__Aim of the task__
Can you print the data exactly and leave out each image?

Dataset listings of figures
## BEGIN

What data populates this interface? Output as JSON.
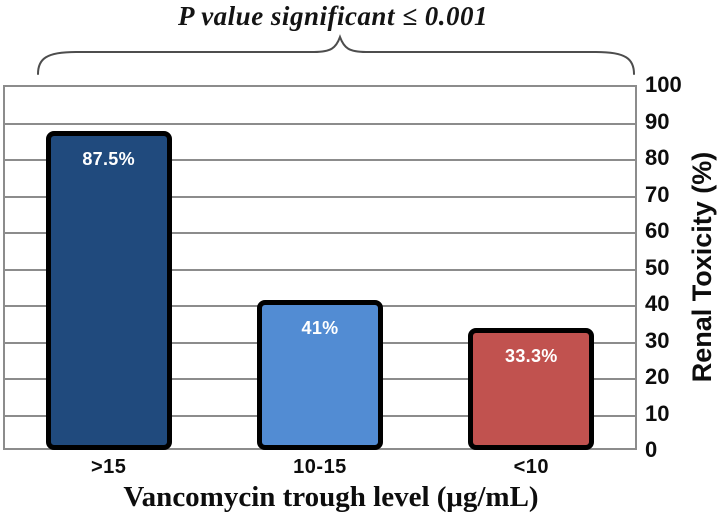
{
  "annotation": {
    "p_value_text": "P value significant ≤ 0.001"
  },
  "chart_data": {
    "type": "bar",
    "annotation": "P value significant ≤ 0.001",
    "categories": [
      ">15",
      "10-15",
      "<10"
    ],
    "values": [
      87.5,
      41,
      33.3
    ],
    "value_labels": [
      "87.5%",
      "41%",
      "33.3%"
    ],
    "bar_colors": [
      "#204A7D",
      "#528CD3",
      "#C1524F"
    ],
    "bar_border_color": "#000000",
    "value_label_color": "#FFFFFF",
    "xlabel": "Vancomycin trough level (μg/mL)",
    "ylabel": "Renal Toxicity (%)",
    "ylim": [
      0,
      100
    ],
    "yticks": [
      0,
      10,
      20,
      30,
      40,
      50,
      60,
      70,
      80,
      90,
      100
    ],
    "grid": true,
    "gridline_color": "#8c8c8c",
    "legend": "none",
    "y_axis_side": "right"
  }
}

## END

__Answer to this problem__
What data populates this interface? Output as JSON.
{
  "annotation": {
    "p_value_text": "P value significant ≤ 0.001"
  },
  "chart_data": {
    "type": "bar",
    "annotation": "P value significant ≤ 0.001",
    "categories": [
      ">15",
      "10-15",
      "<10"
    ],
    "values": [
      87.5,
      41,
      33.3
    ],
    "value_labels": [
      "87.5%",
      "41%",
      "33.3%"
    ],
    "bar_colors": [
      "#204A7D",
      "#528CD3",
      "#C1524F"
    ],
    "bar_border_color": "#000000",
    "value_label_color": "#FFFFFF",
    "xlabel": "Vancomycin trough level (μg/mL)",
    "ylabel": "Renal Toxicity (%)",
    "ylim": [
      0,
      100
    ],
    "yticks": [
      0,
      10,
      20,
      30,
      40,
      50,
      60,
      70,
      80,
      90,
      100
    ],
    "grid": true,
    "gridline_color": "#8c8c8c",
    "legend": "none",
    "y_axis_side": "right"
  }
}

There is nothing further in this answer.